* What the task asks *
Reproduce these lines word for word.

* Dataset records *
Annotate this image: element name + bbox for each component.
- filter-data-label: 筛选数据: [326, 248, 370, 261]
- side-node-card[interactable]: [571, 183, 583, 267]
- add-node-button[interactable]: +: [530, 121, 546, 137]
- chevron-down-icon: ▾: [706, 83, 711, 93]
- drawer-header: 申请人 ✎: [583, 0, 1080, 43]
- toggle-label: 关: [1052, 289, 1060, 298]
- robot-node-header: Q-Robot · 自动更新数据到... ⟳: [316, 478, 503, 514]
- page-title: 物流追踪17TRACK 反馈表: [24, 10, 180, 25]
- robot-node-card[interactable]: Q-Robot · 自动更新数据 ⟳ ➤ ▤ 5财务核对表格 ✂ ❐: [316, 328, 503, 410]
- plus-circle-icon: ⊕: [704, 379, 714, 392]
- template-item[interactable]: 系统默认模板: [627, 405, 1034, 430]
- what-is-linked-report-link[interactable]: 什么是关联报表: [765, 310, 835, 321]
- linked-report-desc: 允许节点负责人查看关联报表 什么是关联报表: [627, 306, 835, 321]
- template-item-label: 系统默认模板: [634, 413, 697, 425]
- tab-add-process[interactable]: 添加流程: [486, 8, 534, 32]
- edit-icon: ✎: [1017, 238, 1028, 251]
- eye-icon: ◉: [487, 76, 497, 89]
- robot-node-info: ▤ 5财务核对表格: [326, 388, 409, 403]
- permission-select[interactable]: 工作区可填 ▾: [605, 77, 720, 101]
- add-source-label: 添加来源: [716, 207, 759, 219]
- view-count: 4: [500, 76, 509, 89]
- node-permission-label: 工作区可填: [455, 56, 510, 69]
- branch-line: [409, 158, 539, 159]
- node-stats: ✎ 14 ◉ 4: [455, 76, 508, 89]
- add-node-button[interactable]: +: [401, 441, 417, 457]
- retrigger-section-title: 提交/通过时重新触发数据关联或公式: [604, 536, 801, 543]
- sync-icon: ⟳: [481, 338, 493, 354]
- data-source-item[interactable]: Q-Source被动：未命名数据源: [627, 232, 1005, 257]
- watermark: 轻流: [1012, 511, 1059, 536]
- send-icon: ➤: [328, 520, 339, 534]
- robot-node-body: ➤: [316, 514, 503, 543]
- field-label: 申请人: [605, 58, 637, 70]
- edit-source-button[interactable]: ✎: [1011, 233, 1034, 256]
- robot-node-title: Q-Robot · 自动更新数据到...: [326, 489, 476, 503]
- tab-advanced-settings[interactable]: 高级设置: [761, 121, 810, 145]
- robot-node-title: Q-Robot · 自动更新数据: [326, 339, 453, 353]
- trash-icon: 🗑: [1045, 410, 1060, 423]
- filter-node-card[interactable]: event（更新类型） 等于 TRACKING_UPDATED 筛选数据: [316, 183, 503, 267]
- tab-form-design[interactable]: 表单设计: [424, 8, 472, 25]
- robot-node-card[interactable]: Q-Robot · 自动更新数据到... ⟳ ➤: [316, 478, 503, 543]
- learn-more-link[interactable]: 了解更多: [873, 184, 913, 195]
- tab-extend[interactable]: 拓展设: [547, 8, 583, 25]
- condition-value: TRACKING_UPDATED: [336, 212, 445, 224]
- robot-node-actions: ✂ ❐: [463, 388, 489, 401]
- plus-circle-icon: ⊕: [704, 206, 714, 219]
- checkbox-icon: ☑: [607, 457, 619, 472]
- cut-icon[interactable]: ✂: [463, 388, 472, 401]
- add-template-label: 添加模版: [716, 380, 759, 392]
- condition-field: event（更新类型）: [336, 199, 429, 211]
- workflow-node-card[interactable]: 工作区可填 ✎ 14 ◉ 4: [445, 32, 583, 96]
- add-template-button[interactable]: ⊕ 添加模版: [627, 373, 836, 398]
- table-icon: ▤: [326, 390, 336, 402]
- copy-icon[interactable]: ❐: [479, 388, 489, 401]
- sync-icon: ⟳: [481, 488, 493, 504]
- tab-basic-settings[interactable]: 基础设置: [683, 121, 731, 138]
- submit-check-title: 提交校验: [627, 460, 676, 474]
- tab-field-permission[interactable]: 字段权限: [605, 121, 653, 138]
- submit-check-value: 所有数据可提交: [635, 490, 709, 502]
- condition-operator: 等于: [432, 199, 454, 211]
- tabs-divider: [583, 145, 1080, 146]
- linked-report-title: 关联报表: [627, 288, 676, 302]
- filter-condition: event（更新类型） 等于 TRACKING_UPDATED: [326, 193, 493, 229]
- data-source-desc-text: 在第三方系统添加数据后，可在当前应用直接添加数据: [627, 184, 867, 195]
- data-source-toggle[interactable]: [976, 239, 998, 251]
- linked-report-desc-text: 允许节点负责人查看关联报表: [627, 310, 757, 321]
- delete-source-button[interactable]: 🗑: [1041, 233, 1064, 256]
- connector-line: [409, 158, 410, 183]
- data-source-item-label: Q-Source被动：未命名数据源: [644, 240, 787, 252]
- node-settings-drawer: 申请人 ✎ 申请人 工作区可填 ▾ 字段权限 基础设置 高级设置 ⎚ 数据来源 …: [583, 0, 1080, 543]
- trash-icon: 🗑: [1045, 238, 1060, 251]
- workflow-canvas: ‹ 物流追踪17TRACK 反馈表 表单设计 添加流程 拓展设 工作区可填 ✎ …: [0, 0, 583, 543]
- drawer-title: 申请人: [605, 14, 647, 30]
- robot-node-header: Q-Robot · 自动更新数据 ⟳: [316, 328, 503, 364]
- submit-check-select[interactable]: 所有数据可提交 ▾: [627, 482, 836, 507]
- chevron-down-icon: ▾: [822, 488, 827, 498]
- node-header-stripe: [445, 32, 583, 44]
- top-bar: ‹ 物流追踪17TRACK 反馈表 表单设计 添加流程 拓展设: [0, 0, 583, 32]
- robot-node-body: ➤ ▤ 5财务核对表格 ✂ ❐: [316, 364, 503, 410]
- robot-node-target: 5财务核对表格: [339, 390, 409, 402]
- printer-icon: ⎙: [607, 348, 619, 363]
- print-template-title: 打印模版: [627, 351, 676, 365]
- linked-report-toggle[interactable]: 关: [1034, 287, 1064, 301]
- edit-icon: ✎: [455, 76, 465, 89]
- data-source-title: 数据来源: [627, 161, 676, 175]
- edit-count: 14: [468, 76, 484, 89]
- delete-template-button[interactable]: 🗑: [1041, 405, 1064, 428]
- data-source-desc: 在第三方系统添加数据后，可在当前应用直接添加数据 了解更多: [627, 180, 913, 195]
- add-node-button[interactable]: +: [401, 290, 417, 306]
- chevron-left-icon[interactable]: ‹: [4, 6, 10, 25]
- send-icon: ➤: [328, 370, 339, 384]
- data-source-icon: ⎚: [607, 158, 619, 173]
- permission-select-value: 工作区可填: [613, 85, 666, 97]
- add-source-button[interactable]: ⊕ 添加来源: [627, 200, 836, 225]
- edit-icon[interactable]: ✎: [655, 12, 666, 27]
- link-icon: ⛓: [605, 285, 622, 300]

* Written answer *
Annotate this image: element name + bbox for each component.
- filter-data-label: 筛选数据: [326, 248, 370, 261]
- side-node-card[interactable]: [571, 183, 583, 267]
- add-node-button[interactable]: +: [530, 121, 546, 137]
- chevron-down-icon: ▾: [706, 83, 711, 93]
- drawer-header: 申请人 ✎: [583, 0, 1080, 43]
- toggle-label: 关: [1052, 289, 1060, 298]
- robot-node-header: Q-Robot · 自动更新数据到... ⟳: [316, 478, 503, 514]
- page-title: 物流追踪17TRACK 反馈表: [24, 10, 180, 25]
- robot-node-card[interactable]: Q-Robot · 自动更新数据 ⟳ ➤ ▤ 5财务核对表格 ✂ ❐: [316, 328, 503, 410]
- plus-circle-icon: ⊕: [704, 379, 714, 392]
- template-item[interactable]: 系统默认模板: [627, 405, 1034, 430]
- what-is-linked-report-link[interactable]: 什么是关联报表: [765, 310, 835, 321]
- linked-report-desc: 允许节点负责人查看关联报表 什么是关联报表: [627, 306, 835, 321]
- template-item-label: 系统默认模板: [634, 413, 697, 425]
- tab-add-process[interactable]: 添加流程: [486, 8, 534, 32]
- edit-icon: ✎: [1017, 238, 1028, 251]
- eye-icon: ◉: [487, 76, 497, 89]
- robot-node-info: ▤ 5财务核对表格: [326, 388, 409, 403]
- permission-select[interactable]: 工作区可填 ▾: [605, 77, 720, 101]
- add-source-label: 添加来源: [716, 207, 759, 219]
- view-count: 4: [500, 76, 509, 89]
- node-permission-label: 工作区可填: [455, 56, 510, 69]
- branch-line: [409, 158, 539, 159]
- node-stats: ✎ 14 ◉ 4: [455, 76, 508, 89]
- add-node-button[interactable]: +: [401, 441, 417, 457]
- retrigger-section-title: 提交/通过时重新触发数据关联或公式: [604, 536, 801, 543]
- sync-icon: ⟳: [481, 338, 493, 354]
- data-source-item[interactable]: Q-Source被动：未命名数据源: [627, 232, 1005, 257]
- watermark: 轻流: [1012, 511, 1059, 536]
- send-icon: ➤: [328, 520, 339, 534]
- robot-node-body: ➤: [316, 514, 503, 543]
- field-label: 申请人: [605, 58, 637, 70]
- edit-source-button[interactable]: ✎: [1011, 233, 1034, 256]
- robot-node-title: Q-Robot · 自动更新数据到...: [326, 489, 476, 503]
- tab-advanced-settings[interactable]: 高级设置: [761, 121, 810, 145]
- robot-node-title: Q-Robot · 自动更新数据: [326, 339, 453, 353]
- trash-icon: 🗑: [1045, 410, 1060, 423]
- filter-node-card[interactable]: event（更新类型） 等于 TRACKING_UPDATED 筛选数据: [316, 183, 503, 267]
- tab-form-design[interactable]: 表单设计: [424, 8, 472, 25]
- robot-node-card[interactable]: Q-Robot · 自动更新数据到... ⟳ ➤: [316, 478, 503, 543]
- learn-more-link[interactable]: 了解更多: [873, 184, 913, 195]
- tab-extend[interactable]: 拓展设: [547, 8, 583, 25]
- condition-value: TRACKING_UPDATED: [336, 212, 445, 224]
- robot-node-actions: ✂ ❐: [463, 388, 489, 401]
- plus-circle-icon: ⊕: [704, 206, 714, 219]
- checkbox-icon: ☑: [607, 457, 619, 472]
- cut-icon[interactable]: ✂: [463, 388, 472, 401]
- add-template-label: 添加模版: [716, 380, 759, 392]
- condition-field: event（更新类型）: [336, 199, 429, 211]
- workflow-node-card[interactable]: 工作区可填 ✎ 14 ◉ 4: [445, 32, 583, 96]
- add-template-button[interactable]: ⊕ 添加模版: [627, 373, 836, 398]
- table-icon: ▤: [326, 390, 336, 402]
- copy-icon[interactable]: ❐: [479, 388, 489, 401]
- sync-icon: ⟳: [481, 488, 493, 504]
- tab-basic-settings[interactable]: 基础设置: [683, 121, 731, 138]
- submit-check-title: 提交校验: [627, 460, 676, 474]
- tab-field-permission[interactable]: 字段权限: [605, 121, 653, 138]
- submit-check-value: 所有数据可提交: [635, 490, 709, 502]
- condition-operator: 等于: [432, 199, 454, 211]
- tabs-divider: [583, 145, 1080, 146]
- linked-report-title: 关联报表: [627, 288, 676, 302]
- filter-condition: event（更新类型） 等于 TRACKING_UPDATED: [326, 193, 493, 229]
- data-source-desc-text: 在第三方系统添加数据后，可在当前应用直接添加数据: [627, 184, 867, 195]
- data-source-toggle[interactable]: [976, 239, 998, 251]
- linked-report-desc-text: 允许节点负责人查看关联报表: [627, 310, 757, 321]
- delete-source-button[interactable]: 🗑: [1041, 233, 1064, 256]
- connector-line: [409, 158, 410, 183]
- data-source-item-label: Q-Source被动：未命名数据源: [644, 240, 787, 252]
- node-settings-drawer: 申请人 ✎ 申请人 工作区可填 ▾ 字段权限 基础设置 高级设置 ⎚ 数据来源 …: [583, 0, 1080, 543]
- trash-icon: 🗑: [1045, 238, 1060, 251]
- workflow-canvas: ‹ 物流追踪17TRACK 反馈表 表单设计 添加流程 拓展设 工作区可填 ✎ …: [0, 0, 583, 543]
- drawer-title: 申请人: [605, 14, 647, 30]
- robot-node-header: Q-Robot · 自动更新数据 ⟳: [316, 328, 503, 364]
- submit-check-select[interactable]: 所有数据可提交 ▾: [627, 482, 836, 507]
- chevron-down-icon: ▾: [822, 488, 827, 498]
- node-header-stripe: [445, 32, 583, 44]
- top-bar: ‹ 物流追踪17TRACK 反馈表 表单设计 添加流程 拓展设: [0, 0, 583, 32]
- robot-node-body: ➤ ▤ 5财务核对表格 ✂ ❐: [316, 364, 503, 410]
- robot-node-target: 5财务核对表格: [339, 390, 409, 402]
- printer-icon: ⎙: [607, 348, 619, 363]
- print-template-title: 打印模版: [627, 351, 676, 365]
- linked-report-toggle[interactable]: 关: [1034, 287, 1064, 301]
- edit-icon: ✎: [455, 76, 465, 89]
- data-source-title: 数据来源: [627, 161, 676, 175]
- edit-count: 14: [468, 76, 484, 89]
- delete-template-button[interactable]: 🗑: [1041, 405, 1064, 428]
- data-source-desc: 在第三方系统添加数据后，可在当前应用直接添加数据 了解更多: [627, 180, 913, 195]
- add-node-button[interactable]: +: [401, 290, 417, 306]
- chevron-left-icon[interactable]: ‹: [4, 6, 10, 25]
- send-icon: ➤: [328, 370, 339, 384]
- data-source-icon: ⎚: [607, 158, 619, 173]
- permission-select-value: 工作区可填: [613, 85, 666, 97]
- add-source-button[interactable]: ⊕ 添加来源: [627, 200, 836, 225]
- edit-icon[interactable]: ✎: [655, 12, 666, 27]
- link-icon: ⛓: [605, 285, 622, 300]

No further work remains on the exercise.